Guest column: Natural gas use helps cut carbon emissions

Lynn Weaver
Guest columnist

Ten years into the shale revolution, U.S. natural gas production has reached record levels, manufacturing is making a strong comeback and consumers are saving a lot of money. But something else is happening that hasn’t gotten the attention it deserves: Carbon emissions are decreasing.

Despite the “ban fracking” agenda that many Green activist groups support, U.S. greenhouse-gas emissions have fallen 10 percent since 2005, attributable in large part to increased use of natural gas, which has roughly half the carbon content of coal. Credit goes to the combined use of horizontal drilling and fracking, an innovative technique being used to produce gas in the Marcellus and other shale formations around the country. This has produced an abundance of natural gas, a big change from the 1990s, when gas supplies were extremely tight and subject to wide swings in price.

Today, natural gas accounts for 75 percent of Florida’s electricity production. Natural gas, along with nuclear power and renewable sources like wind and solar energy, will play a key role in enabling Florida to meet the EPA’s requirement for a 38.3 percent decline in carbon emissions from electricity production by 2030.

Think of natural gas as a bridge fuel that will be valuable until the time when zero-carbon energy sources like solar, wind and nuclear power can meet a larger share of Florida’s energy requirements. For now, natural gas is an essential part of the state’s energy mix.

The Obama administration initially questioned the value of fracking, but it is now on board. “Responsible development of natural gas is an important part of our work to curb climate change,” EPA Administrator Gina McCarthy said earlier this year. Natural gas, she said, has been a “game changer with our ability to really move forward with pollution reductions that have been very hard to get our arms around for decades.”

But the administration has been slow to capitalize on the potential global environmental benefits of natural gas. Coal accounts for 40 percent of the world’s electricity. If gas were to replace coal in electricity production in industrialized countries, carbon emissions would be reduced to safe and acceptable levels. ExxonMobil’s latest projections show that by 2040, carbon emissions from the advanced economies of the Organization for Economic Cooperation and Development countries will decline 20 percent from 2010 levels.

▶ [MATERIAL]:

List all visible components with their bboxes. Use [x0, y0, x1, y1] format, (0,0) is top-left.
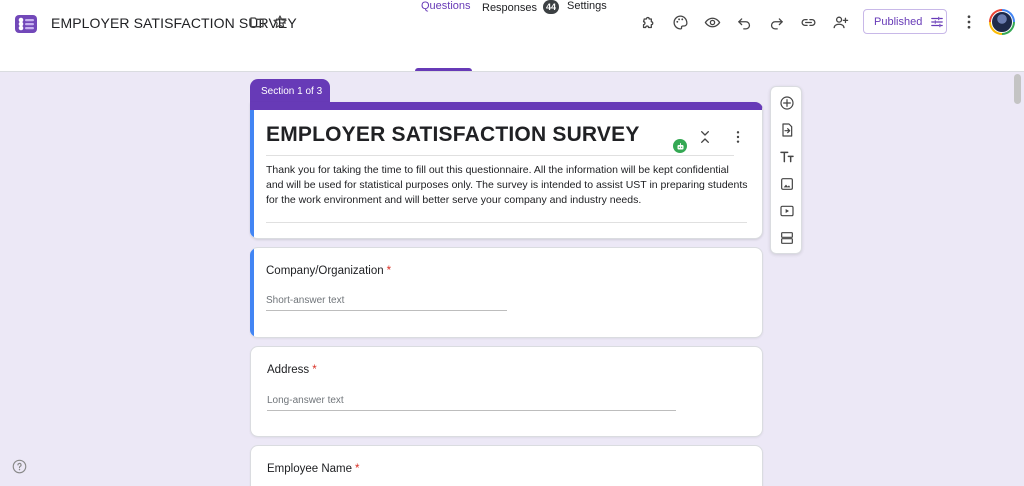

▶ [WHAT TO DO]:
A: List the zero-carbon energy sources named in the natural gas column.
B: What share of Florida's electricity production comes from natural gas, according to the natural gas column?
C: Please carry the natural gas column forward from its last sentence.
The lines have no connection to the natural gas column.

▶ [EXERCISE ANSWERS]:
A: Solar, wind, and nuclear power.

B: 75 percent.

C:
For that to happen, however, U.S. energy companies would need to export liquefied natural gas to markets in Europe and Asia. But the U.S. Department of Energy has been slow-walking license applications to sell LNG to other countries. To date, only one company has received a license, six others have conditional approvals and a dozen more applications are being reviewed. DOE recently said no decision on the license applications would be made until early next year.

That’s nonsensical. According to the U.S. Geological Survey, the United States has more than 100 years’ worth of natural gas, and other countries are clamoring to obtain some of it to meet their energy needs. Not only could its expanded use help prevent the worst effects of climate change, but exporting natural gas to European countries like Germany, Ukraine and the Czech Republic that are heavily dependent on Russian gas would weaken Vladimir Putin’s grip on their economies.

Fortunately, the shale-gas revolution has already had a major impact on the nation’s energy supply and its benefits are extending to government revenues, manufacturing, household spending, job creation and the wider economy. Its significance will continue to rise as it continues to unfold. But let’s not overlook how profoundly the shale revolution has already reduced America’s carbon footprint. That will really help us in the long run.